*DATA ENTRIES*:
________________________

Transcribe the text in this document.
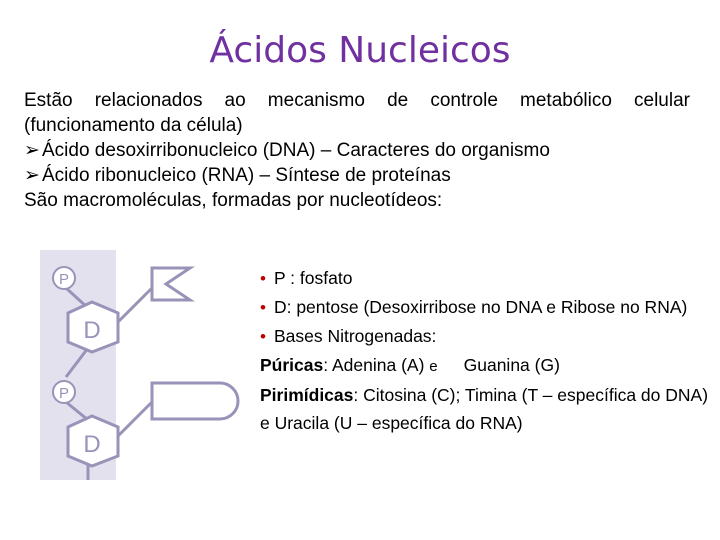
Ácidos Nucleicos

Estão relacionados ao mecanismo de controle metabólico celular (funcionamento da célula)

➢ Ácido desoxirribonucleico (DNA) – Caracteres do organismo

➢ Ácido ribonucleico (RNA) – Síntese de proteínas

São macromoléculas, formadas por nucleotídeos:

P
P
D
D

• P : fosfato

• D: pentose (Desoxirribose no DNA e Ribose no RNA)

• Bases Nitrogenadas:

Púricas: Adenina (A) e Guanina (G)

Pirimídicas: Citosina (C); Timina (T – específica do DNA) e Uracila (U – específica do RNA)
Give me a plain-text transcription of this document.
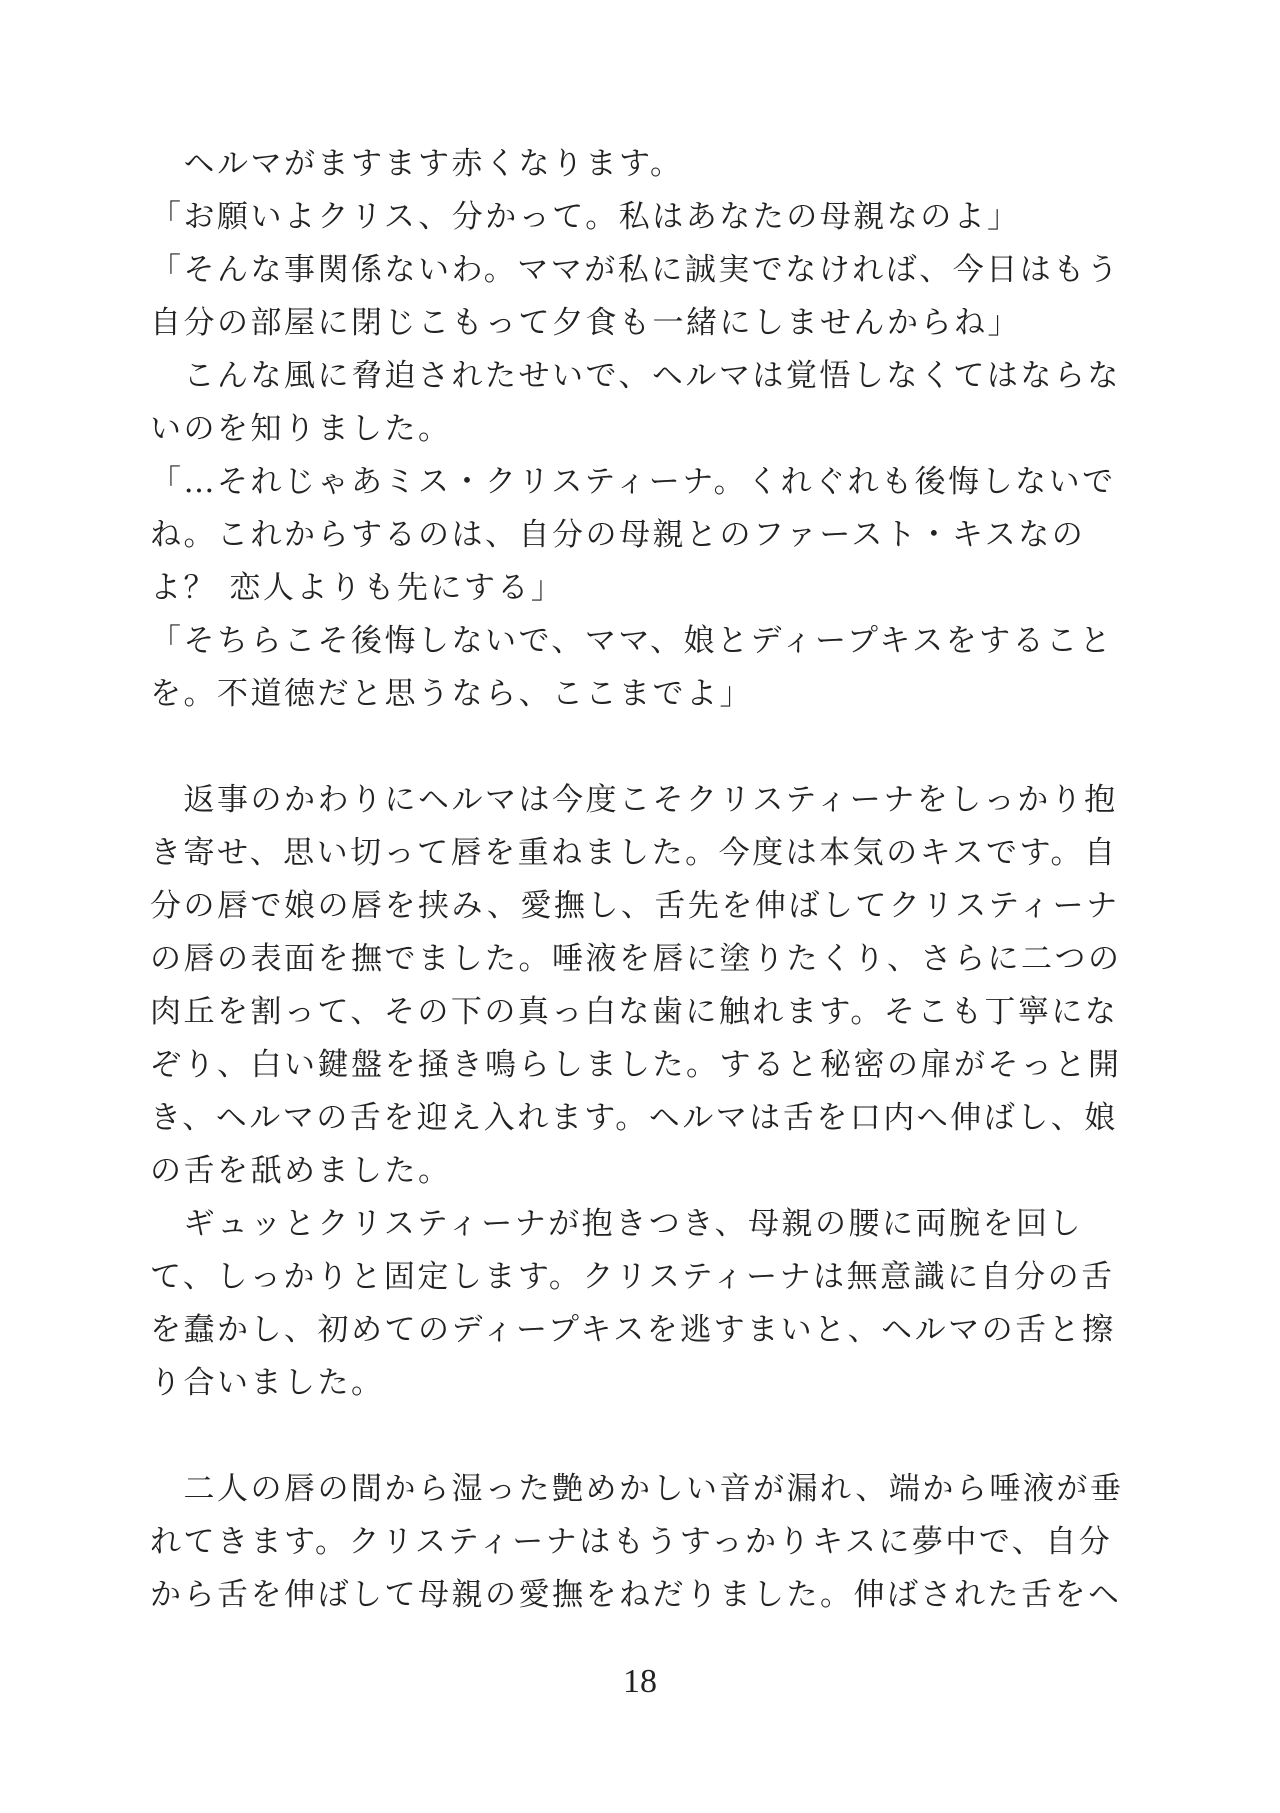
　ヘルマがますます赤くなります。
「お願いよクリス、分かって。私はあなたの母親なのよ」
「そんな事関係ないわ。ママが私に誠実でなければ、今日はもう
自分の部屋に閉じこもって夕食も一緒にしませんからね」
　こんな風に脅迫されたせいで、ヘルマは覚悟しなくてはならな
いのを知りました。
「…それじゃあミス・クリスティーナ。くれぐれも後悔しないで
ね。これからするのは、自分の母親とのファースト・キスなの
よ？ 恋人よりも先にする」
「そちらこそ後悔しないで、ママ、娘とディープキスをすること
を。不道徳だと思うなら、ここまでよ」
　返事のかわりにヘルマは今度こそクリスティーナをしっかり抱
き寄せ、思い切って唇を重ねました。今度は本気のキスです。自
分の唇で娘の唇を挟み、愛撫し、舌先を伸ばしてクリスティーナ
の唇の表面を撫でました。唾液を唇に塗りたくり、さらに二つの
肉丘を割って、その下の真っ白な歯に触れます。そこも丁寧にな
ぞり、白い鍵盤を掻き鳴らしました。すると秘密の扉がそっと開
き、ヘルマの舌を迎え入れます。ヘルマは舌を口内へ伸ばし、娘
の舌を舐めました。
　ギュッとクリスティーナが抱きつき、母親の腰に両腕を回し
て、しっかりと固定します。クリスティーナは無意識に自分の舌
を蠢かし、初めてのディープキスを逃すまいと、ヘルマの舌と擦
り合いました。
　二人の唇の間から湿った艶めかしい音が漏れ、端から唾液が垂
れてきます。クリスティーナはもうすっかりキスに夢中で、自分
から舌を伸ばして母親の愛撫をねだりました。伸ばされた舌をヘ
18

________________________

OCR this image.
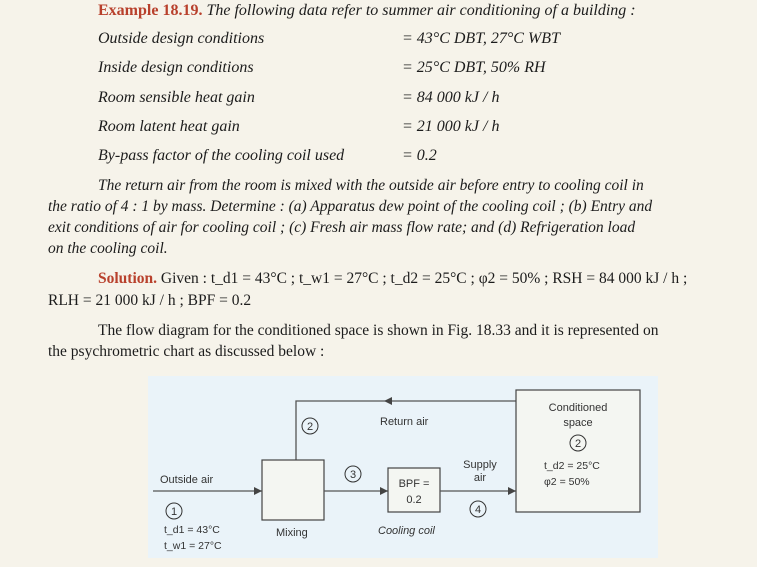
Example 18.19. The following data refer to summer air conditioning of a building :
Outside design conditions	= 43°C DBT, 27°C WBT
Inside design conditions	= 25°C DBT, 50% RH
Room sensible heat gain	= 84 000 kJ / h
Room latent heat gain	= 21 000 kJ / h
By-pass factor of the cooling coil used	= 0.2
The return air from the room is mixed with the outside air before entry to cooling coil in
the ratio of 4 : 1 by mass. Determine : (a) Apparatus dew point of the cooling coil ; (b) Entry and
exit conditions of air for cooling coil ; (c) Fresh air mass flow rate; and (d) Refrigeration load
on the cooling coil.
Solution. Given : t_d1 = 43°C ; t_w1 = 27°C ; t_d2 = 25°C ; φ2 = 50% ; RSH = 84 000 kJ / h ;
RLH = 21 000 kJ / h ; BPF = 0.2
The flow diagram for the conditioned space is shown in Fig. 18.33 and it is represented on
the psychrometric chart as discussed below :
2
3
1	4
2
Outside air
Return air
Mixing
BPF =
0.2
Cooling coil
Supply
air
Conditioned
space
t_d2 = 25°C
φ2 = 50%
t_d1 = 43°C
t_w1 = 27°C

________________________

*OBJECTIVE*: Copy all lines of the material above where the string "document" occurs.

*SOLUTION TO THIS PROBLEM*:
Transcribe the text in this document.
Give me a plain-text transcription of this document.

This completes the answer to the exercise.